--- Begin ---

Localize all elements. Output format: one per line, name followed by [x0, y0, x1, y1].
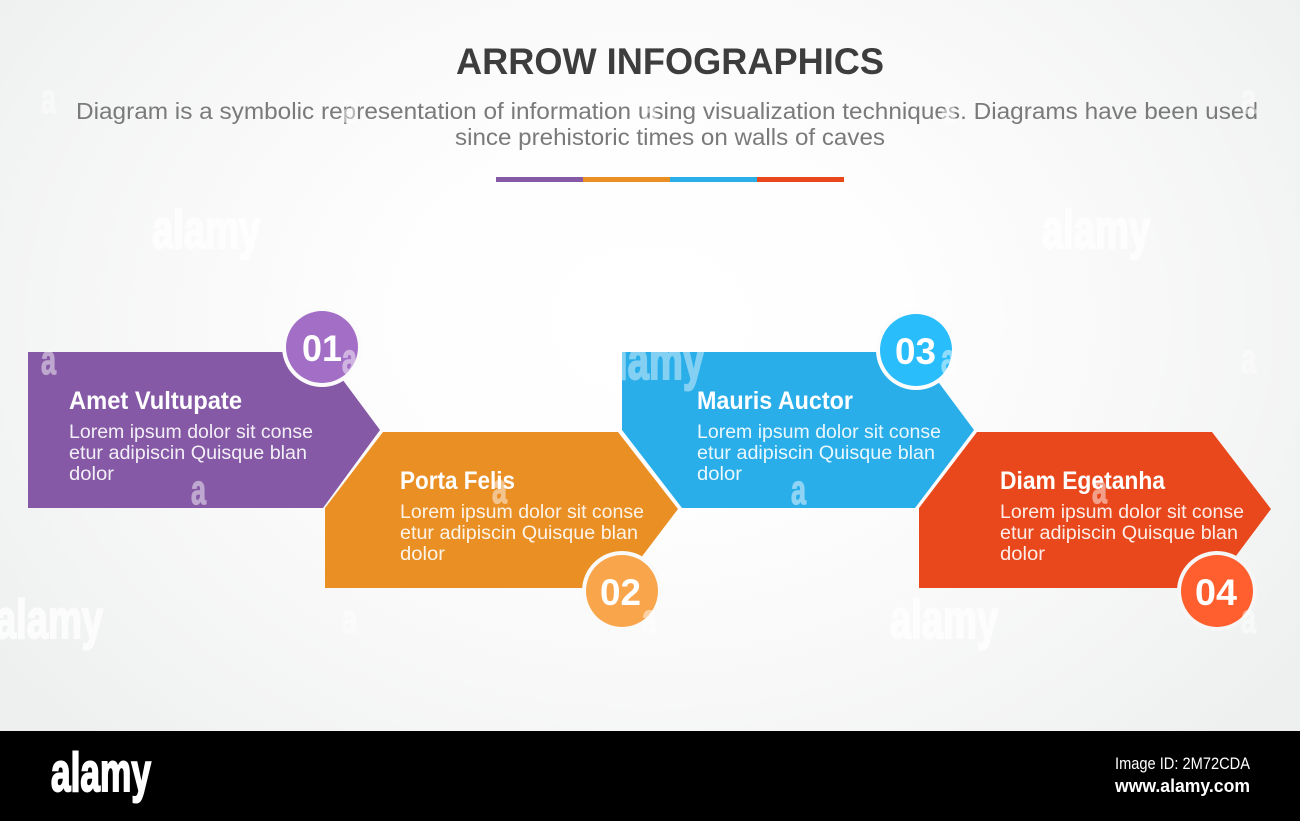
number badge 03: [876, 310, 956, 390]
step 2 body text: [400, 502, 644, 565]
panel: step 4 red arrow: [919, 432, 1271, 588]
footer image id: Image ID: 2M72CDA: [1115, 754, 1251, 773]
watermarks: a: [642, 595, 657, 642]
watermarks: a: [642, 84, 657, 131]
watermarks: a: [791, 466, 806, 513]
step 2 body text: Lorem ipsum dolor sit conse: [400, 502, 644, 523]
step 2 heading: Porta Felis: [400, 467, 515, 495]
step 1 body text: [69, 422, 313, 485]
number badge 02: 02: [600, 572, 641, 613]
step 3 body text: [697, 422, 941, 485]
step 1 heading: Amet Vultupate: [69, 387, 242, 415]
watermarks: alamy: [1042, 198, 1150, 260]
watermarks: a: [342, 595, 357, 642]
subtitle text: since prehistoric times on walls of caves: [455, 124, 885, 150]
watermarks: alamy: [152, 198, 260, 260]
number badge 02: [582, 551, 662, 631]
watermarks: alamy: [890, 588, 998, 650]
watermarks: [0, 75, 1256, 650]
step 2 body text: etur adipiscin Quisque blan: [400, 523, 638, 544]
watermarks: a: [342, 84, 357, 131]
watermarks: a: [41, 336, 56, 383]
colour divider bar: [496, 177, 844, 182]
step 3 body text: etur adipiscin Quisque blan: [697, 443, 935, 464]
watermarks: a: [492, 465, 507, 512]
step 1 body text: Lorem ipsum dolor sit conse: [69, 422, 313, 443]
step 4 body text: [1000, 502, 1244, 565]
footer bar: [0, 731, 1300, 821]
subtitle text: [76, 98, 1258, 150]
step 4 body text: etur adipiscin Quisque blan: [1000, 523, 1238, 544]
watermarks: a: [1241, 335, 1256, 382]
step 2 body text: dolor: [400, 544, 446, 565]
step 3 body text: Lorem ipsum dolor sit conse: [697, 422, 941, 443]
step 3 body text: dolor: [697, 464, 743, 485]
number badge 04: [1177, 551, 1257, 631]
step 4 body text: dolor: [1000, 544, 1046, 565]
panel: step 3 blue arrow: [622, 352, 974, 508]
footer website: www.alamy.com: [1114, 776, 1250, 796]
subtitle text: Diagram is a symbolic representation of information using visualization techniques. Diagrams have been used: [76, 98, 1258, 124]
step 4 body text: Lorem ipsum dolor sit conse: [1000, 502, 1244, 523]
step 4 heading: Diam Egetanha: [1000, 467, 1166, 495]
watermarks: a: [1241, 595, 1256, 642]
watermarks: a: [1092, 465, 1107, 512]
footer logo: alamy: [51, 741, 151, 803]
watermarks: a: [941, 335, 956, 382]
watermarks: alamy: [596, 329, 704, 391]
number badge 04: 04: [1195, 572, 1237, 613]
number badge 03: 03: [895, 331, 936, 372]
panel: step 1 purple arrow: [28, 352, 380, 508]
watermarks: a: [41, 75, 56, 122]
number badge 01: [282, 307, 362, 387]
step 3 heading: Mauris Auctor: [697, 387, 853, 415]
watermarks: a: [191, 466, 206, 513]
step 1 body text: etur adipiscin Quisque blan: [69, 443, 307, 464]
watermarks: a: [941, 84, 956, 131]
number badge 01: 01: [302, 328, 342, 369]
step 1 body text: dolor: [69, 464, 115, 485]
panel: step 2 orange arrow: [325, 432, 678, 588]
watermarks: a: [1241, 75, 1256, 122]
title: ARROW INFOGRAPHICS: [456, 41, 884, 82]
watermarks: a: [342, 335, 357, 382]
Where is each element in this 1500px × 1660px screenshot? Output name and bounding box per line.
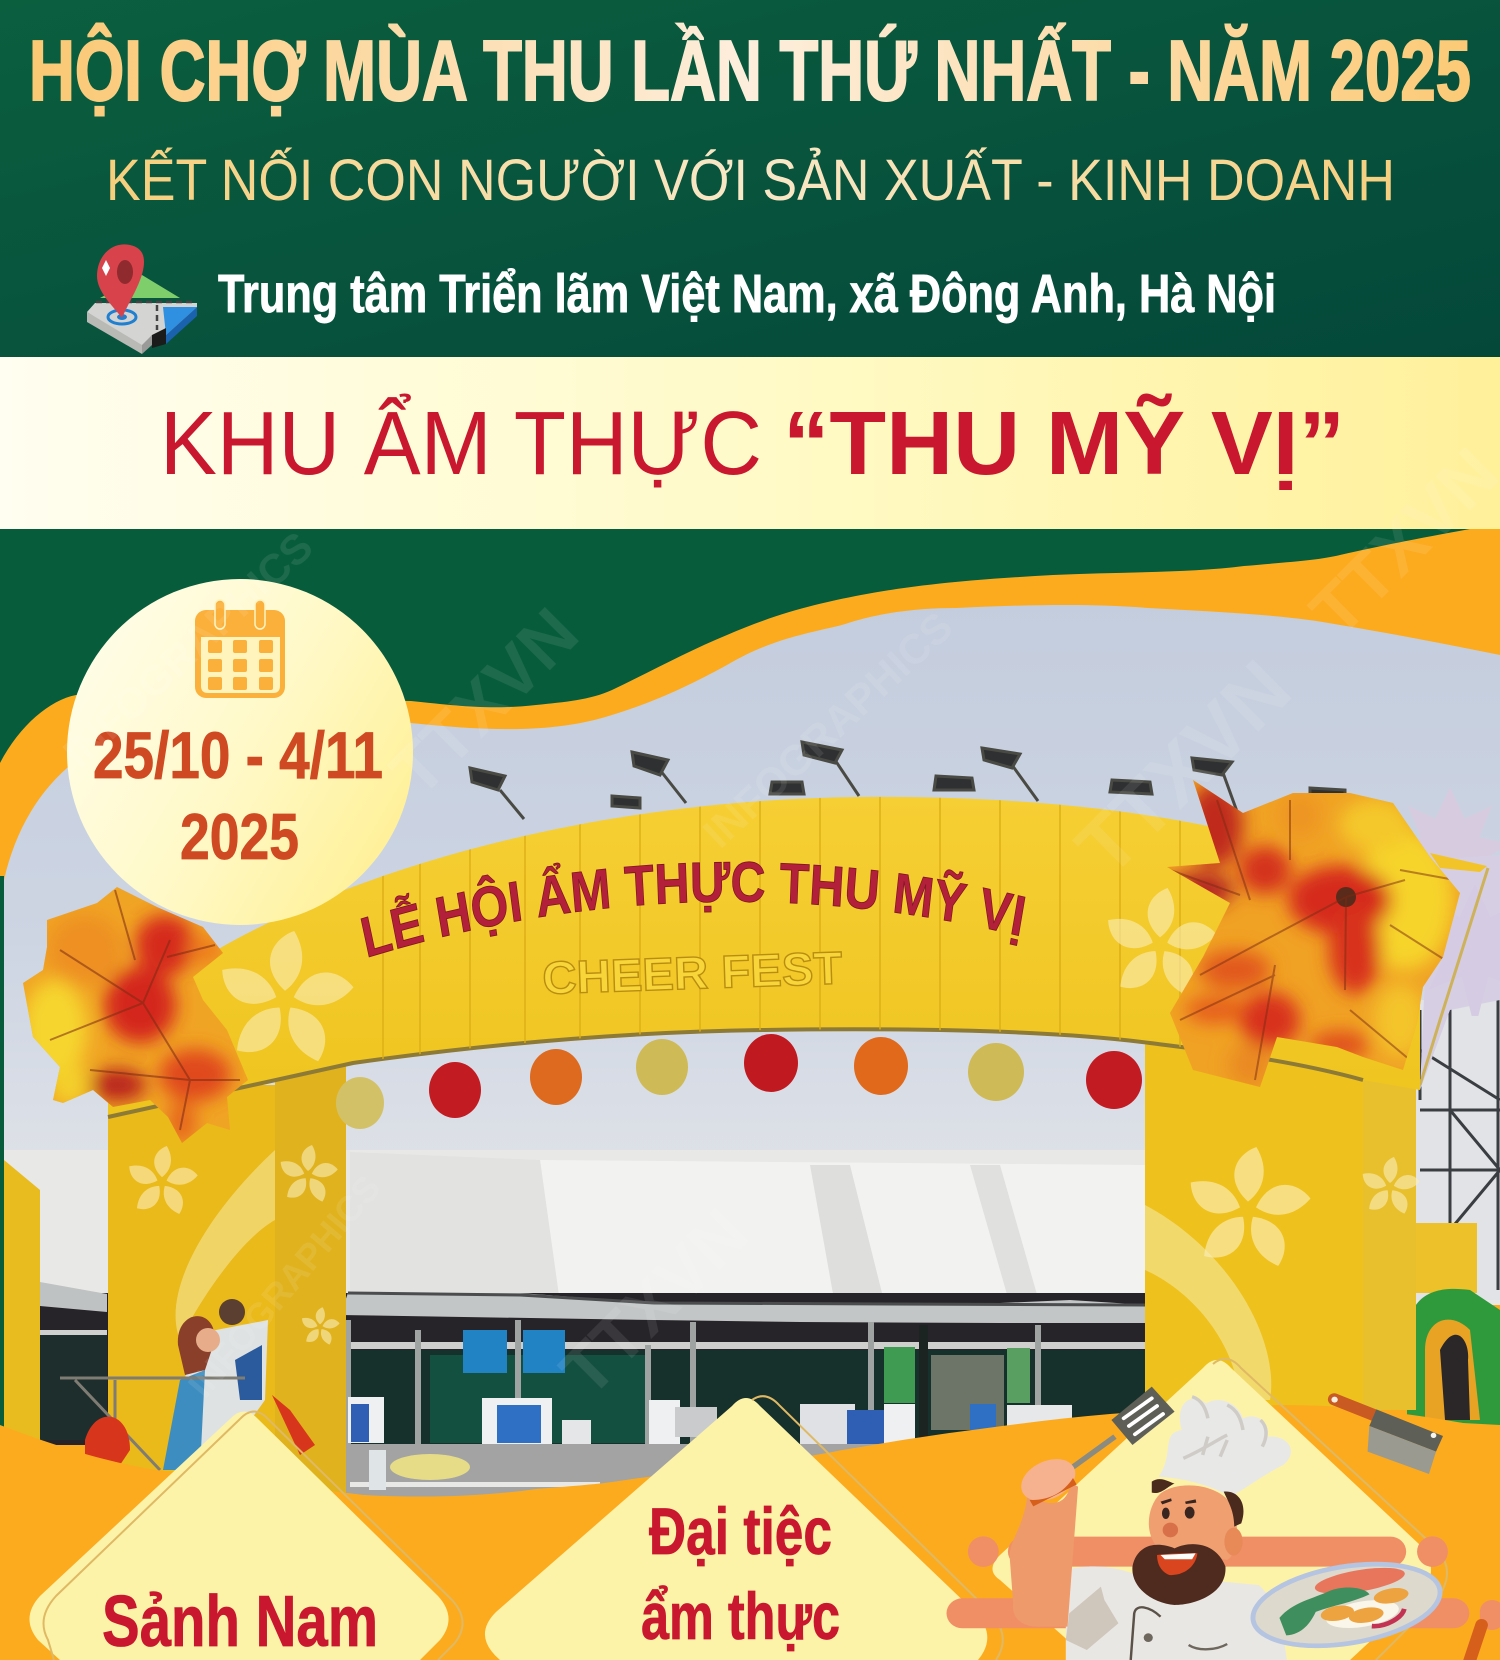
- chef head: [1149, 1485, 1237, 1560]
- label line 1: Đại tiệc: [649, 1494, 832, 1568]
- panel: green lower background: [0, 529, 1500, 1660]
- orange wave top: [0, 529, 1500, 1660]
- watermarks: INFOGRAPHICS: [694, 603, 962, 857]
- chef ear: [1224, 1528, 1243, 1556]
- spatula: [1071, 1387, 1175, 1468]
- date range: 25/10 - 4/11: [93, 718, 383, 792]
- jacket buttons: [1131, 1607, 1227, 1660]
- panel: date circle: [67, 579, 413, 925]
- lanterns: [336, 1034, 1142, 1129]
- stalls row: [40, 1282, 1150, 1445]
- watermarks: INFOGRAPHICS: [180, 1167, 389, 1405]
- banner heading: “THU MỸ VỊ”: [783, 393, 1345, 494]
- lilac decoration far right: [1408, 788, 1500, 1090]
- spotlights: [470, 742, 1345, 819]
- plate: [1246, 1552, 1447, 1658]
- chef arm: [1010, 1483, 1078, 1627]
- icon: map location pin: [87, 244, 197, 354]
- eyes and brows: [1161, 1498, 1196, 1519]
- location text: Trung tâm Triển lãm Việt Nam, xã Đông Anh, Hà Nội: [218, 264, 1276, 324]
- arch: [108, 797, 1420, 1117]
- label: Sảnh Nam: [102, 1582, 378, 1660]
- right pillar: [1145, 1030, 1421, 1410]
- green left edge strip: [0, 876, 4, 1431]
- maple leaves left cluster: [20, 880, 255, 1145]
- salami: [1313, 1563, 1407, 1599]
- cutout figures on left pillar: [60, 1299, 315, 1470]
- second hand shadow: [1066, 1587, 1118, 1650]
- photo: festival gate: [4, 605, 1500, 1496]
- panel: header background: [0, 0, 1500, 358]
- chef hand: [1014, 1451, 1083, 1509]
- panel: Đại tiệc ẩm thực diamond: [485, 1396, 1003, 1660]
- mouth: [1157, 1553, 1197, 1575]
- greens: [1276, 1583, 1374, 1636]
- cheer fest text: CHEER FEST: [542, 942, 843, 1004]
- photo sky: [4, 605, 1500, 1150]
- eggs: [1324, 1596, 1401, 1633]
- garnish: [1370, 1609, 1407, 1627]
- icon: calendar: [195, 600, 285, 698]
- yellow bags on ground: [369, 1450, 470, 1490]
- chef body: [1066, 1566, 1287, 1660]
- left pillar: [108, 1060, 346, 1500]
- maple leaves right cluster: [1160, 775, 1465, 1095]
- watermarks: TTXVN: [545, 1193, 763, 1411]
- background tent: [0, 1150, 1500, 1305]
- arch panels: [382, 796, 1181, 1059]
- left side post: [4, 1160, 40, 1440]
- panel: chef diamond: [992, 1359, 1447, 1660]
- subtitle: KẾT NỐI CON NGƯỜI VỚI SẢN XUẤT - KINH DOANH: [106, 148, 1395, 213]
- coolers: [348, 1397, 1072, 1444]
- panel: Sảnh Nam diamond: [29, 1412, 463, 1660]
- orange wave bottom: [0, 1405, 1500, 1660]
- year: 2025: [180, 800, 299, 873]
- sign text: LỄ HỘI ẨM THỰC THU MỸ VỊ: [360, 861, 1026, 958]
- nose: [1163, 1523, 1178, 1537]
- hair: [1152, 1479, 1243, 1527]
- watermarks: TTXVN: [1059, 644, 1307, 892]
- arch underside: [108, 1029, 1363, 1117]
- chef hat: [1159, 1397, 1291, 1497]
- watermarks: INFOGRAPHICS: [54, 523, 322, 777]
- banner heading: KHU ẨM THỰC: [160, 392, 762, 494]
- rolling pins: [946, 1536, 1500, 1630]
- ground: [346, 1444, 878, 1496]
- watermarks: TTXVN: [375, 593, 593, 811]
- chef illustration: [946, 1387, 1500, 1660]
- arch flower right: [1108, 888, 1215, 993]
- label line 2: ẩm thực: [641, 1579, 840, 1653]
- cleaver: [1331, 1397, 1443, 1474]
- arch flower left: [215, 931, 356, 1066]
- panel: banner band: [0, 357, 1500, 529]
- right pillar side structure: [1407, 1000, 1500, 1425]
- beard: [1132, 1544, 1226, 1605]
- watermarks: [54, 433, 1500, 1411]
- rolling pin handle: [1469, 1625, 1482, 1660]
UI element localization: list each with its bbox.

--- End ---

◆ WRITTEN TASK
Print the lines starting at the one that contains "- chef head: [1149, 1485, 1237, 1560]" and ending at the one that contains "393, 1345, 494]", reproducing each one unchanged.

◆ PROBLEM SOLUTION
- chef head: [1149, 1485, 1237, 1560]
- label line 1: Đại tiệc: [649, 1494, 832, 1568]
- panel: green lower background: [0, 529, 1500, 1660]
- orange wave top: [0, 529, 1500, 1660]
- watermarks: INFOGRAPHICS: [694, 603, 962, 857]
- chef ear: [1224, 1528, 1243, 1556]
- spatula: [1071, 1387, 1175, 1468]
- date range: 25/10 - 4/11: [93, 718, 383, 792]
- jacket buttons: [1131, 1607, 1227, 1660]
- panel: date circle: [67, 579, 413, 925]
- lanterns: [336, 1034, 1142, 1129]
- stalls row: [40, 1282, 1150, 1445]
- watermarks: INFOGRAPHICS: [180, 1167, 389, 1405]
- banner heading: “THU MỸ VỊ”: [783, 393, 1345, 494]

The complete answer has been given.